**Excerpted records**
>> Start

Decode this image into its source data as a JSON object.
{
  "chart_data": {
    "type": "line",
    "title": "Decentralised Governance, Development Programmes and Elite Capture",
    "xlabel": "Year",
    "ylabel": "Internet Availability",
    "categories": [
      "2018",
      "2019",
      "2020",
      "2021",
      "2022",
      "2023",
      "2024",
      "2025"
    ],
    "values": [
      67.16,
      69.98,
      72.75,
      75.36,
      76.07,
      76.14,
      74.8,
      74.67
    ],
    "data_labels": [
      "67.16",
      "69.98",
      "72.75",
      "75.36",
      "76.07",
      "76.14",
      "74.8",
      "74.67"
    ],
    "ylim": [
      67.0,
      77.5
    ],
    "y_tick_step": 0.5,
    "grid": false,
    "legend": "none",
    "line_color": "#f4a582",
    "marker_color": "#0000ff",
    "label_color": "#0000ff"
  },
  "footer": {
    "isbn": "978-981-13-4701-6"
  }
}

>> End
>> Start

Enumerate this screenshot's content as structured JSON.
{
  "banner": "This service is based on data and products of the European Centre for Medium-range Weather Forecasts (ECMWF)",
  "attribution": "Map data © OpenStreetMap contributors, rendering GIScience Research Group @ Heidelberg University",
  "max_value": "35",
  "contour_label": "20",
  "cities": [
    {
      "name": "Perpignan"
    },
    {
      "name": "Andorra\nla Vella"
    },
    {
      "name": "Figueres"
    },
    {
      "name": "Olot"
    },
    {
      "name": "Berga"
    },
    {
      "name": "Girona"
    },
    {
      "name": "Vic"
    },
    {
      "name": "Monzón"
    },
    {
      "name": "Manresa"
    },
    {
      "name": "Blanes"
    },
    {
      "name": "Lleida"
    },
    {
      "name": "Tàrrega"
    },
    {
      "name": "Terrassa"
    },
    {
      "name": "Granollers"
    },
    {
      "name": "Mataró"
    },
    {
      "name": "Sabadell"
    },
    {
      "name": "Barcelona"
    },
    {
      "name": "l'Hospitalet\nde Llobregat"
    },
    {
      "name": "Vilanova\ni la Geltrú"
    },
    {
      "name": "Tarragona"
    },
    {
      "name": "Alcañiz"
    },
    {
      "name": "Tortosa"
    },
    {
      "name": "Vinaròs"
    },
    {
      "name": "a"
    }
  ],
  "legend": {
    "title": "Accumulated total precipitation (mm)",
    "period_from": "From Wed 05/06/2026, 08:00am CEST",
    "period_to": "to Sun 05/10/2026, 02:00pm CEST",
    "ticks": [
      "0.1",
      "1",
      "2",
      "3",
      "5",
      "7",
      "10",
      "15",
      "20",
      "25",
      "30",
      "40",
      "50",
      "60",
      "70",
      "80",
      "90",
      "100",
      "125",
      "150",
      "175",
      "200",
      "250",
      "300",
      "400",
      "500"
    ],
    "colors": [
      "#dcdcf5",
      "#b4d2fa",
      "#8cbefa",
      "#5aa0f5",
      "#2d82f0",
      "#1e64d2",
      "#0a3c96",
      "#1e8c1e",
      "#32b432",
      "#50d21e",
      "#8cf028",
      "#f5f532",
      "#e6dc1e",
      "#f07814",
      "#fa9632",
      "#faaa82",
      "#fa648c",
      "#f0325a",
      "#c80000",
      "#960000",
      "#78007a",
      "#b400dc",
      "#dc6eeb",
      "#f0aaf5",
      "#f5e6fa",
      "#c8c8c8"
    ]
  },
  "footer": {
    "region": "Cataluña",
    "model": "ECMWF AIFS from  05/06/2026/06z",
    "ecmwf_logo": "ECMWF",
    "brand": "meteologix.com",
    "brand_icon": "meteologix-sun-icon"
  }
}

>> End
>> Start

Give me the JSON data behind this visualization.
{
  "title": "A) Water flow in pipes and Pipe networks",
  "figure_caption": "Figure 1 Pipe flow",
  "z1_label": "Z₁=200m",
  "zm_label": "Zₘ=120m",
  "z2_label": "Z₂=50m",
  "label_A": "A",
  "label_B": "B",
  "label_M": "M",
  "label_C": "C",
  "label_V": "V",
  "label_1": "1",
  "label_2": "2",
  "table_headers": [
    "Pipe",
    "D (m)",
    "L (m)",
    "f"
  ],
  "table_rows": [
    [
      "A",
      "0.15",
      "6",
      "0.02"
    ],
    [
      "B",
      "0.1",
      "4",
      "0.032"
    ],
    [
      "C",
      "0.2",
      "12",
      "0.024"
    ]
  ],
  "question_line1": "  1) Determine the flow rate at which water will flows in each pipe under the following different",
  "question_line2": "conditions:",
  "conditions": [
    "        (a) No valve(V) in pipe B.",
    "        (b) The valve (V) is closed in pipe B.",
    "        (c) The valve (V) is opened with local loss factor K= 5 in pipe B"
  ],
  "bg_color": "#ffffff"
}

>> End

**What the task requires**
Check every line for "ECMWF" and show the ones that have it.

**The response**
  "banner": "This service is based on data and products of the European Centre for Medium-range Weather Forecasts (ECMWF)",
    "model": "ECMWF AIFS from  05/06/2026/06z",
    "ecmwf_logo": "ECMWF",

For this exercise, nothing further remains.